What you will do => Retype the full set of records. Keep every character identical.

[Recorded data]
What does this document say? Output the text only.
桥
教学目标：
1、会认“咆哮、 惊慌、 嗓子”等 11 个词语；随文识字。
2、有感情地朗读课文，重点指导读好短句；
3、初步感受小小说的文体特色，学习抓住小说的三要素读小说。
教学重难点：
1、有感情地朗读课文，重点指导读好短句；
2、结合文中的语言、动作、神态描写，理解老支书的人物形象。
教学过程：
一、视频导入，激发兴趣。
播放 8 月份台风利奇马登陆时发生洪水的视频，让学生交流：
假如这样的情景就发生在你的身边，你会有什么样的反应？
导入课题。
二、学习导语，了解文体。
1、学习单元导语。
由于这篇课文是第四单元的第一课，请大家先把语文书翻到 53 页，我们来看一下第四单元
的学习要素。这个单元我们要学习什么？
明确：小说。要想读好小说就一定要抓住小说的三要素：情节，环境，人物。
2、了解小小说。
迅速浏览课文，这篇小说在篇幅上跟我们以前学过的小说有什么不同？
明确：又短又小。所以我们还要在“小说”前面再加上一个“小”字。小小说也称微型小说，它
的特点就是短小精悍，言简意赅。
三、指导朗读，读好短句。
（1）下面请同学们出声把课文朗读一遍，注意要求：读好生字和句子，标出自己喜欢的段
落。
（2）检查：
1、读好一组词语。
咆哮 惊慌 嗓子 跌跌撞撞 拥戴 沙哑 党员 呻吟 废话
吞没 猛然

Expected answer =>
What does this document say? Output the text only.
桥
教学目标：
1、会认“咆哮、 惊慌、 嗓子”等 11 个词语；随文识字。
2、有感情地朗读课文，重点指导读好短句；
3、初步感受小小说的文体特色，学习抓住小说的三要素读小说。
教学重难点：
1、有感情地朗读课文，重点指导读好短句；
2、结合文中的语言、动作、神态描写，理解老支书的人物形象。
教学过程：
一、视频导入，激发兴趣。
播放 8 月份台风利奇马登陆时发生洪水的视频，让学生交流：
假如这样的情景就发生在你的身边，你会有什么样的反应？
导入课题。
二、学习导语，了解文体。
1、学习单元导语。
由于这篇课文是第四单元的第一课，请大家先把语文书翻到 53 页，我们来看一下第四单元
的学习要素。这个单元我们要学习什么？
明确：小说。要想读好小说就一定要抓住小说的三要素：情节，环境，人物。
2、了解小小说。
迅速浏览课文，这篇小说在篇幅上跟我们以前学过的小说有什么不同？
明确：又短又小。所以我们还要在“小说”前面再加上一个“小”字。小小说也称微型小说，它
的特点就是短小精悍，言简意赅。
三、指导朗读，读好短句。
（1）下面请同学们出声把课文朗读一遍，注意要求：读好生字和句子，标出自己喜欢的段
落。
（2）检查：
1、读好一组词语。
咆哮 惊慌 嗓子 跌跌撞撞 拥戴 沙哑 党员 呻吟 废话
吞没 猛然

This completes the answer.